**Direction:**
Every record below is to be retyped exactly.
____ Provided material
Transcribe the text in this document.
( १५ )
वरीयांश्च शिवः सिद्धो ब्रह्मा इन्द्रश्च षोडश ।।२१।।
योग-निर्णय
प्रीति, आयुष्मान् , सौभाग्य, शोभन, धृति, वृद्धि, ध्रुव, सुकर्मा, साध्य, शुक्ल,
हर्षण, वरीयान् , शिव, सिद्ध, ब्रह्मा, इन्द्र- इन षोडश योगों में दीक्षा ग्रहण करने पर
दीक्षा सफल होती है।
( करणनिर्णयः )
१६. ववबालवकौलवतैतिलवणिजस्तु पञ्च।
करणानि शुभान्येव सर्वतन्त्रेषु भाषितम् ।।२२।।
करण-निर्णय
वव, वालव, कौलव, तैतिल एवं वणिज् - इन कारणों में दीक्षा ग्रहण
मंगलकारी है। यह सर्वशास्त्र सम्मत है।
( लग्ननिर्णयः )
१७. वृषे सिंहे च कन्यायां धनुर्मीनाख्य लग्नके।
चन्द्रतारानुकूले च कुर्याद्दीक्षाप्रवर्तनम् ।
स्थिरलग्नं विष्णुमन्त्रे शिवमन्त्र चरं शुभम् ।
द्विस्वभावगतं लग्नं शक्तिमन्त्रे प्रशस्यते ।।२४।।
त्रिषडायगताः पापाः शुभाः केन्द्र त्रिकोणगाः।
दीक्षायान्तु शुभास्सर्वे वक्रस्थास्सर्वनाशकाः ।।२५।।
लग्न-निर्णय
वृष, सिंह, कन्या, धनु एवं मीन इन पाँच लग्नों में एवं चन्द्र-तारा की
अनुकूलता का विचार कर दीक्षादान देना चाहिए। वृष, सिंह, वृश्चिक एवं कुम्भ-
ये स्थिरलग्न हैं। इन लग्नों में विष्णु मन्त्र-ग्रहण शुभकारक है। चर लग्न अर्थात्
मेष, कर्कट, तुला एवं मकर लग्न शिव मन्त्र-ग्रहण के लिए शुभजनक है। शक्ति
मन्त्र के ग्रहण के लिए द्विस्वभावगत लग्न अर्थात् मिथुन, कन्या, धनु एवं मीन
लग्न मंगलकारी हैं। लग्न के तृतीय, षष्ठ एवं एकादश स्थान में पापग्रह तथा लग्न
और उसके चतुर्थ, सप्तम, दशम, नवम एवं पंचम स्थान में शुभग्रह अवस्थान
________
**Worked solution:**
Transcribe the text in this document.
( १५ )
वरीयांश्च शिवः सिद्धो ब्रह्मा इन्द्रश्च षोडश ।।२१।।
योग-निर्णय
प्रीति, आयुष्मान् , सौभाग्य, शोभन, धृति, वृद्धि, ध्रुव, सुकर्मा, साध्य, शुक्ल,
हर्षण, वरीयान् , शिव, सिद्ध, ब्रह्मा, इन्द्र- इन षोडश योगों में दीक्षा ग्रहण करने पर
दीक्षा सफल होती है।
( करणनिर्णयः )
१६. ववबालवकौलवतैतिलवणिजस्तु पञ्च।
करणानि शुभान्येव सर्वतन्त्रेषु भाषितम् ।।२२।।
करण-निर्णय
वव, वालव, कौलव, तैतिल एवं वणिज् - इन कारणों में दीक्षा ग्रहण
मंगलकारी है। यह सर्वशास्त्र सम्मत है।
( लग्ननिर्णयः )
१७. वृषे सिंहे च कन्यायां धनुर्मीनाख्य लग्नके।
चन्द्रतारानुकूले च कुर्याद्दीक्षाप्रवर्तनम् ।
स्थिरलग्नं विष्णुमन्त्रे शिवमन्त्र चरं शुभम् ।
द्विस्वभावगतं लग्नं शक्तिमन्त्रे प्रशस्यते ।।२४।।
त्रिषडायगताः पापाः शुभाः केन्द्र त्रिकोणगाः।
दीक्षायान्तु शुभास्सर्वे वक्रस्थास्सर्वनाशकाः ।।२५।।
लग्न-निर्णय
वृष, सिंह, कन्या, धनु एवं मीन इन पाँच लग्नों में एवं चन्द्र-तारा की
अनुकूलता का विचार कर दीक्षादान देना चाहिए। वृष, सिंह, वृश्चिक एवं कुम्भ-
ये स्थिरलग्न हैं। इन लग्नों में विष्णु मन्त्र-ग्रहण शुभकारक है। चर लग्न अर्थात्
मेष, कर्कट, तुला एवं मकर लग्न शिव मन्त्र-ग्रहण के लिए शुभजनक है। शक्ति
मन्त्र के ग्रहण के लिए द्विस्वभावगत लग्न अर्थात् मिथुन, कन्या, धनु एवं मीन
लग्न मंगलकारी हैं। लग्न के तृतीय, षष्ठ एवं एकादश स्थान में पापग्रह तथा लग्न
और उसके चतुर्थ, सप्तम, दशम, नवम एवं पंचम स्थान में शुभग्रह अवस्थान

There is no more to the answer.